=== ENTRIES ===

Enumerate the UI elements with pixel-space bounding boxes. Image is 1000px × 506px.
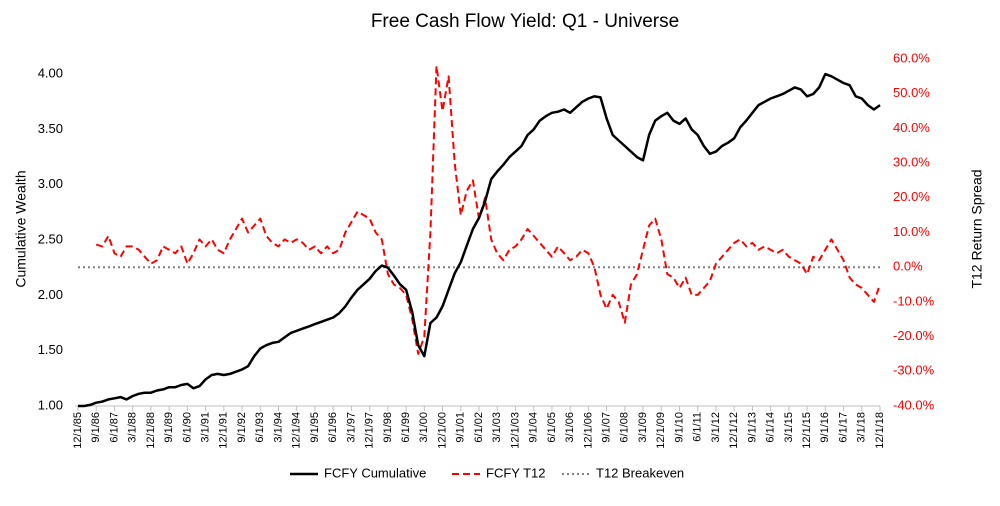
y2-tick-label: 0.0% bbox=[893, 259, 923, 274]
x-tick-label: 3/1/97 bbox=[345, 412, 357, 443]
x-tick-label: 12/1/97 bbox=[364, 412, 376, 449]
x-tick-label: 12/1/09 bbox=[655, 412, 667, 449]
chart-title: Free Cash Flow Yield: Q1 - Universe bbox=[371, 11, 679, 32]
x-tick-label: 6/1/14 bbox=[765, 412, 777, 443]
x-tick-label: 9/1/01 bbox=[455, 412, 467, 443]
x-tick-label: 3/1/06 bbox=[564, 412, 576, 443]
y-tick-label: 4.00 bbox=[38, 66, 63, 81]
x-tick-label: 6/1/93 bbox=[254, 412, 266, 443]
y2-tick-label: -40.0% bbox=[893, 397, 935, 412]
y2-tick-label: 30.0% bbox=[893, 154, 930, 169]
x-tick-label: 9/1/95 bbox=[309, 412, 321, 443]
x-tick-label: 9/1/04 bbox=[528, 412, 540, 443]
legend-label: T12 Breakeven bbox=[596, 465, 684, 480]
x-tick-label: 9/1/89 bbox=[163, 412, 175, 443]
x-tick-label: 9/1/92 bbox=[236, 412, 248, 443]
x-tick-label: 3/1/91 bbox=[199, 412, 211, 443]
x-tick-label: 6/1/05 bbox=[546, 412, 558, 443]
y-tick-label: 2.50 bbox=[38, 232, 63, 247]
x-tick-label: 3/1/94 bbox=[272, 412, 284, 443]
x-tick-label: 9/1/16 bbox=[819, 412, 831, 443]
y-tick-label: 2.00 bbox=[38, 287, 63, 302]
legend-label: FCFY T12 bbox=[486, 465, 545, 480]
y2-axis-title: T12 Return Spread bbox=[969, 169, 985, 288]
x-tick-label: 12/1/03 bbox=[509, 412, 521, 449]
y2-tick-label: -10.0% bbox=[893, 293, 935, 308]
x-tick-label: 3/1/09 bbox=[637, 412, 649, 443]
series-line bbox=[95, 64, 881, 355]
x-tick-label: 6/1/17 bbox=[837, 412, 849, 443]
x-tick-label: 3/1/88 bbox=[127, 412, 139, 443]
x-tick-label: 3/1/15 bbox=[783, 412, 795, 443]
x-tick-label: 9/1/10 bbox=[673, 412, 685, 443]
x-tick-label: 6/1/87 bbox=[108, 412, 120, 443]
y2-tick-label: -30.0% bbox=[893, 363, 935, 378]
y2-tick-label: 50.0% bbox=[893, 85, 930, 100]
x-tick-label: 9/1/86 bbox=[90, 412, 102, 443]
x-tick-label: 3/1/03 bbox=[491, 412, 503, 443]
x-tick-label: 6/1/11 bbox=[692, 412, 704, 442]
x-tick-label: 6/1/90 bbox=[181, 412, 193, 443]
y-axis-title: Cumulative Wealth bbox=[13, 170, 29, 287]
y2-tick-label: 40.0% bbox=[893, 120, 930, 135]
x-tick-label: 12/1/91 bbox=[218, 412, 230, 449]
x-tick-label: 9/1/98 bbox=[382, 412, 394, 443]
y2-tick-label: -20.0% bbox=[893, 328, 935, 343]
x-tick-label: 6/1/96 bbox=[327, 412, 339, 443]
x-tick-label: 6/1/02 bbox=[473, 412, 485, 443]
x-tick-label: 6/1/99 bbox=[400, 412, 412, 443]
x-tick-label: 3/1/18 bbox=[856, 412, 868, 443]
x-tick-label: 12/1/15 bbox=[801, 412, 813, 449]
y-tick-label: 3.50 bbox=[38, 121, 63, 136]
legend-label: FCFY Cumulative bbox=[324, 465, 426, 480]
y-tick-label: 1.50 bbox=[38, 342, 63, 357]
x-tick-label: 12/1/18 bbox=[874, 412, 886, 449]
x-tick-label: 3/1/00 bbox=[418, 412, 430, 443]
y-tick-label: 1.00 bbox=[38, 397, 63, 412]
series-line bbox=[78, 72, 881, 408]
x-tick-label: 12/1/06 bbox=[582, 412, 594, 449]
x-tick-label: 12/1/12 bbox=[728, 412, 740, 449]
x-tick-label: 12/1/85 bbox=[72, 412, 84, 449]
y2-tick-label: 10.0% bbox=[893, 224, 930, 239]
x-tick-label: 9/1/07 bbox=[600, 412, 612, 443]
x-tick-label: 9/1/13 bbox=[746, 412, 758, 443]
x-tick-label: 6/1/08 bbox=[619, 412, 631, 443]
y-tick-label: 3.00 bbox=[38, 176, 63, 191]
x-tick-label: 12/1/88 bbox=[145, 412, 157, 449]
x-tick-label: 12/1/00 bbox=[436, 412, 448, 449]
y2-tick-label: 20.0% bbox=[893, 189, 930, 204]
y2-tick-label: 60.0% bbox=[893, 50, 930, 65]
x-tick-label: 12/1/94 bbox=[291, 412, 303, 449]
x-tick-label: 3/1/12 bbox=[710, 412, 722, 443]
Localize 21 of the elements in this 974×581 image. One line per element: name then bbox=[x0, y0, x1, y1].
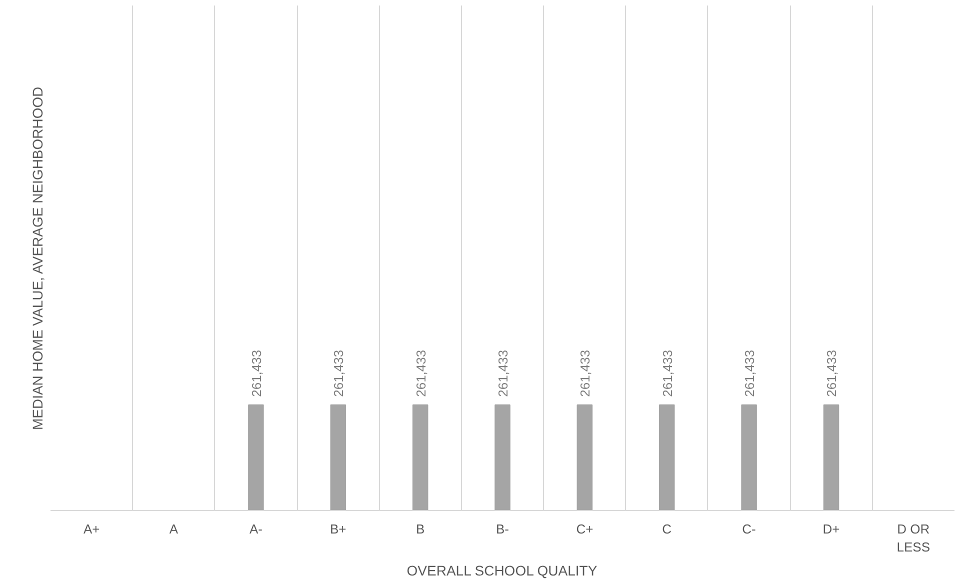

===

AIM OF THE EXERCISE ▸ Can you quote every row above verbatim, leaving out the pictures?

TASK OUTPUT ▸
Enumerate the UI elements with pixel-space bounding boxes. Image is 1000px × 506px.
y2-tick-label: 0.0% bbox=[893, 259, 923, 274]
x-tick-label: 3/1/97 bbox=[345, 412, 357, 443]
x-tick-label: 12/1/97 bbox=[364, 412, 376, 449]
x-tick-label: 12/1/09 bbox=[655, 412, 667, 449]
chart-title: Free Cash Flow Yield: Q1 - Universe bbox=[371, 11, 679, 32]
x-tick-label: 6/1/14 bbox=[765, 412, 777, 443]
x-tick-label: 9/1/01 bbox=[455, 412, 467, 443]
x-tick-label: 3/1/06 bbox=[564, 412, 576, 443]
y-tick-label: 4.00 bbox=[38, 66, 63, 81]
x-tick-label: 6/1/93 bbox=[254, 412, 266, 443]
y2-tick-label: -40.0% bbox=[893, 397, 935, 412]
y2-tick-label: 30.0% bbox=[893, 154, 930, 169]
x-tick-label: 9/1/95 bbox=[309, 412, 321, 443]
x-tick-label: 9/1/04 bbox=[528, 412, 540, 443]
legend-label: T12 Breakeven bbox=[596, 465, 684, 480]
x-tick-label: 9/1/89 bbox=[163, 412, 175, 443]
x-tick-label: 9/1/92 bbox=[236, 412, 248, 443]
x-tick-label: 3/1/91 bbox=[199, 412, 211, 443]
x-tick-label: 6/1/05 bbox=[546, 412, 558, 443]
y-tick-label: 2.50 bbox=[38, 232, 63, 247]
x-tick-label: 3/1/94 bbox=[272, 412, 284, 443]
x-tick-label: 9/1/16 bbox=[819, 412, 831, 443]
y-tick-label: 2.00 bbox=[38, 287, 63, 302]
legend-label: FCFY T12 bbox=[486, 465, 545, 480]
y2-axis-title: T12 Return Spread bbox=[969, 169, 985, 288]
x-tick-label: 12/1/03 bbox=[509, 412, 521, 449]
y2-tick-label: -10.0% bbox=[893, 293, 935, 308]
x-tick-label: 3/1/09 bbox=[637, 412, 649, 443]
series-line bbox=[95, 64, 881, 355]
x-tick-label: 6/1/17 bbox=[837, 412, 849, 443]
x-tick-label: 3/1/88 bbox=[127, 412, 139, 443]
x-tick-label: 3/1/15 bbox=[783, 412, 795, 443]
x-tick-label: 9/1/10 bbox=[673, 412, 685, 443]
x-tick-label: 6/1/87 bbox=[108, 412, 120, 443]
y2-tick-label: -30.0% bbox=[893, 363, 935, 378]
y2-tick-label: 50.0% bbox=[893, 85, 930, 100]
x-tick-label: 9/1/86 bbox=[90, 412, 102, 443]
x-tick-label: 3/1/03 bbox=[491, 412, 503, 443]
x-tick-label: 6/1/11 bbox=[692, 412, 704, 442]
x-tick-label: 6/1/90 bbox=[181, 412, 193, 443]
y-axis-title: Cumulative Wealth bbox=[13, 170, 29, 287]
y2-tick-label: 40.0% bbox=[893, 120, 930, 135]
x-tick-label: 12/1/91 bbox=[218, 412, 230, 449]
x-tick-label: 9/1/98 bbox=[382, 412, 394, 443]
y2-tick-label: -20.0% bbox=[893, 328, 935, 343]
x-tick-label: 6/1/96 bbox=[327, 412, 339, 443]
x-tick-label: 6/1/02 bbox=[473, 412, 485, 443]
x-tick-label: 6/1/99 bbox=[400, 412, 412, 443]
x-tick-label: 3/1/18 bbox=[856, 412, 868, 443]
x-tick-label: 12/1/15 bbox=[801, 412, 813, 449]
y-tick-label: 3.50 bbox=[38, 121, 63, 136]
legend-label: FCFY Cumulative bbox=[324, 465, 426, 480]
y-tick-label: 1.50 bbox=[38, 342, 63, 357]
x-tick-label: 12/1/18 bbox=[874, 412, 886, 449]
x-tick-label: 3/1/00 bbox=[418, 412, 430, 443]
y-tick-label: 1.00 bbox=[38, 397, 63, 412]
series-line bbox=[78, 72, 881, 408]
x-tick-label: 12/1/06 bbox=[582, 412, 594, 449]
x-tick-label: 12/1/12 bbox=[728, 412, 740, 449]
x-tick-label: 12/1/85 bbox=[72, 412, 84, 449]
y2-tick-label: 10.0% bbox=[893, 224, 930, 239]
x-tick-label: 9/1/07 bbox=[600, 412, 612, 443]
x-tick-label: 9/1/13 bbox=[746, 412, 758, 443]
x-tick-label: 6/1/08 bbox=[619, 412, 631, 443]
y-tick-label: 3.00 bbox=[38, 176, 63, 191]
x-tick-label: 12/1/88 bbox=[145, 412, 157, 449]
x-tick-label: 12/1/00 bbox=[436, 412, 448, 449]
y2-tick-label: 20.0% bbox=[893, 189, 930, 204]
y2-tick-label: 60.0% bbox=[893, 50, 930, 65]
x-tick-label: 12/1/94 bbox=[291, 412, 303, 449]
x-tick-label: 3/1/12 bbox=[710, 412, 722, 443]
Localize 21 of the elements in this 974×581 image. One line per element: name then bbox=[x0, y0, x1, y1].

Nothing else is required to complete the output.